> [Document excerpt]
########

Auth Strategies¶

merchants provides two built-in authentication strategies that inject credentials into request headers. Both implement the AuthStrategy abstract base class.

Never hardcode credentials

Load API keys and tokens from environment variables (e.g. os.environ["STRIPE_KEY"]) or a secrets manager. Never commit them to source control.

ApiKeyAuth¶

Sends a static API key in a configurable request header.

from merchants import Client, ApiKeyAuth
from merchants.providers.generic import GenericProvider

client = Client(
    provider=GenericProvider(
        "https://api.example.com/checkout",
        "https://api.example.com/payments/{payment_id}",
    ),
    auth=ApiKeyAuth("my-secret-key", header="X-API-Key"),
)

Parameters:

Parameter	Type	Default	Description
`api_key`	`str`	required	The API key value
`header`	`str`	`"X-Api-Key"`	Header name to use

TokenAuth¶

Sends a bearer-style token in a configurable header.

########

> [Recorded information]
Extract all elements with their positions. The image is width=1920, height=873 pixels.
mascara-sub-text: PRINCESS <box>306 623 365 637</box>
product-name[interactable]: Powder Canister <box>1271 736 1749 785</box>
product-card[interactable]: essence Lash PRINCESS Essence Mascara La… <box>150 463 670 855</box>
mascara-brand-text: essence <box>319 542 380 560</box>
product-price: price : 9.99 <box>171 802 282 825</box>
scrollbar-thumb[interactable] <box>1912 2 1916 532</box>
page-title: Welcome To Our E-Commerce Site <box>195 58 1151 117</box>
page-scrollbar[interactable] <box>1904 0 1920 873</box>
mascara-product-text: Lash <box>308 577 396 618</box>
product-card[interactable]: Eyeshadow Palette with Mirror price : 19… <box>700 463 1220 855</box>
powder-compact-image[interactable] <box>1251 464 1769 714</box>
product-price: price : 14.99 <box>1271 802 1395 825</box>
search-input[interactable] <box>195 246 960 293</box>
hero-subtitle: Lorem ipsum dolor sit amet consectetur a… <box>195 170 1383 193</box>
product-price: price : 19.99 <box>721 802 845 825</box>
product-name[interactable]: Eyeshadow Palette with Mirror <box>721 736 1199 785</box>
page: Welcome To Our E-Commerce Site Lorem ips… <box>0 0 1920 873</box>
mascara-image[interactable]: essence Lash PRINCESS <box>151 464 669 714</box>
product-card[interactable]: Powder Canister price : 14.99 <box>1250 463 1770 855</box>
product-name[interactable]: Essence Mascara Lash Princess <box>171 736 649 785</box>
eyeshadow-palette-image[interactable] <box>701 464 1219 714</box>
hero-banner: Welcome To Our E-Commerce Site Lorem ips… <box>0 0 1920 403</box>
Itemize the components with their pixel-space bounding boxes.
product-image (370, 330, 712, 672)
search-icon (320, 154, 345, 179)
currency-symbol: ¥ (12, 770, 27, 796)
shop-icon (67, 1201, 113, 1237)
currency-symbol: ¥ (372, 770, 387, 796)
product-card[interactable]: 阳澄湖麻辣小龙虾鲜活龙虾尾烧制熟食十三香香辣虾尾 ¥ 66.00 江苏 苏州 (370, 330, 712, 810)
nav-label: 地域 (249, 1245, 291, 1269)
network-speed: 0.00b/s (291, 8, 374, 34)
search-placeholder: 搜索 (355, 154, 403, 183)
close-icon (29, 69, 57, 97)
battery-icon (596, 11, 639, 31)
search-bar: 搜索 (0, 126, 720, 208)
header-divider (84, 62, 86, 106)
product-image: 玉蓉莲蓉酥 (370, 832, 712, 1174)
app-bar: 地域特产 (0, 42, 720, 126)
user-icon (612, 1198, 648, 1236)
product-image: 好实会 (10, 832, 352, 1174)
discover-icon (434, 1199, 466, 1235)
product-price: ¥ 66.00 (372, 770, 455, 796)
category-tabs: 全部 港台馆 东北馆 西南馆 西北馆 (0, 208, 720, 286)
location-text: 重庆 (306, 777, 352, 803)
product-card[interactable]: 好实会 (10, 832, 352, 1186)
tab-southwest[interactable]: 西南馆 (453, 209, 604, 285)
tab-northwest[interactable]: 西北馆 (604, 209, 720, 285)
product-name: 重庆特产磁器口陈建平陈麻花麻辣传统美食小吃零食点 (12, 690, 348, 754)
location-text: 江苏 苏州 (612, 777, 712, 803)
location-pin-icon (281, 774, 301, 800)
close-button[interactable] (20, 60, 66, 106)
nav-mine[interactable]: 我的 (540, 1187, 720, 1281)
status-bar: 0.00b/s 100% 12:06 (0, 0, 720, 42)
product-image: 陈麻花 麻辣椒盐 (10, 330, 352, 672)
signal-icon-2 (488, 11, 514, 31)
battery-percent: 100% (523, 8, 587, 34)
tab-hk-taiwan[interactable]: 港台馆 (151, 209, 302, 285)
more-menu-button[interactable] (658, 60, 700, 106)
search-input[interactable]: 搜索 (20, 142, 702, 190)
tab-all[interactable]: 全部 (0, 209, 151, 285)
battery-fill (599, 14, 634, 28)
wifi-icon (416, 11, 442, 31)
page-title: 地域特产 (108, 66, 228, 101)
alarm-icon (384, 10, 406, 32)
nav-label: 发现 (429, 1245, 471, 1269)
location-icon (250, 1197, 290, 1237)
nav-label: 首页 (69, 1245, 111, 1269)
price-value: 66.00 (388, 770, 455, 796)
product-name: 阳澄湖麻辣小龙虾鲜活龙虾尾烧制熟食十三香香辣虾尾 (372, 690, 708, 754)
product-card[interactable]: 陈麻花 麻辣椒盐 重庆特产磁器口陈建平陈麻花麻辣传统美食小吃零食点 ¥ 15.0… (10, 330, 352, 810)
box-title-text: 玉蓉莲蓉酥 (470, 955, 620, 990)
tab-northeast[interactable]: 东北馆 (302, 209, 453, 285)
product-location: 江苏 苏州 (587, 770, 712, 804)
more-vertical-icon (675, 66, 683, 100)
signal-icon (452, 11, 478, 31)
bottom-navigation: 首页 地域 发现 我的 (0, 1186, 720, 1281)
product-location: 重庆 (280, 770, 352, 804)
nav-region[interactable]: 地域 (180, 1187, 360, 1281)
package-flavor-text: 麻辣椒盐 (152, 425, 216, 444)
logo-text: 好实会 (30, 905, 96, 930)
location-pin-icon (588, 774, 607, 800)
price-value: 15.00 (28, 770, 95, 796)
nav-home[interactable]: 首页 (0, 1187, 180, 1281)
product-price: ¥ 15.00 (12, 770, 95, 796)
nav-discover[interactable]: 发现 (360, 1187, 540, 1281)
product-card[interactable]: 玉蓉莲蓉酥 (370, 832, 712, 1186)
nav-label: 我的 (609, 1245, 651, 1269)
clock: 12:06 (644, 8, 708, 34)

########

> [Work to complete]
1. In the auth strategies page, what does the warning say to do with API keys and tokens, and what practice is that meant to prevent? Answer in one to three sentences.
2. Transcribe the passage of the auth strategies page starting with "Auth Strategies¶" and going on through "configurable request header.".
3. Go on with the auth strategies page from the point where it ends, after the sentence introducing TokenAuth.

> [Answers to this exercise]
1. The warning says to load API keys and tokens from environment variables, such as os.environ["STRIPE_KEY"], or from a secrets manager. This keeps credentials from being hardcoded and committed to source control.

2.
Auth Strategies¶

merchants provides two built-in authentication strategies that inject credentials into request headers. Both implement the AuthStrategy abstract base class.

Never hardcode credentials

Load API keys and tokens from environment variables (e.g. os.environ["STRIPE_KEY"]) or a secrets manager. Never commit them to source control.

ApiKeyAuth¶

Sends a static API key in a configurable request header.

3.
from merchants import Client, TokenAuth
from merchants.providers.generic import GenericProvider

client = Client(
    provider=GenericProvider(
        "https://api.example.com/checkout",
        "https://api.example.com/payments/{payment_id}",
    ),
    auth=TokenAuth("my-token"),
    # Sends: Authorization: Bearer my-token
)

Parameters:

Parameter	Type	Default	Description
`token`	`str`	required	The token value
`header`	`str`	`"Authorization"`	Header name
`scheme`	`str`	`"Bearer"`	Prefix placed before the token

Custom Auth Strategy¶

Implement AuthStrategy to add custom authentication logic:

from merchants.auth import AuthStrategy


class HmacAuth(AuthStrategy):
    def __init__(self, secret: str) -> None:
        self._secret = secret

    def apply(self, headers: dict[str, str]) -> dict[str, str]:
        import hashlib, hmac, time
        ts = str(int(time.time()))
        sig = hmac.new(self._secret.encode(), ts.encode(), hashlib.sha256).hexdigest()
        headers["X-Timestamp"] = ts
        headers["X-Signature"] = sig
        return headers

Pass it to the client:

client = Client(provider=provider, auth=HmacAuth("my-secret"))

Auth applies to all requests

The auth strategy is applied to every HTTP request the transport makes, including client.request(...) calls. No need to set headers manually.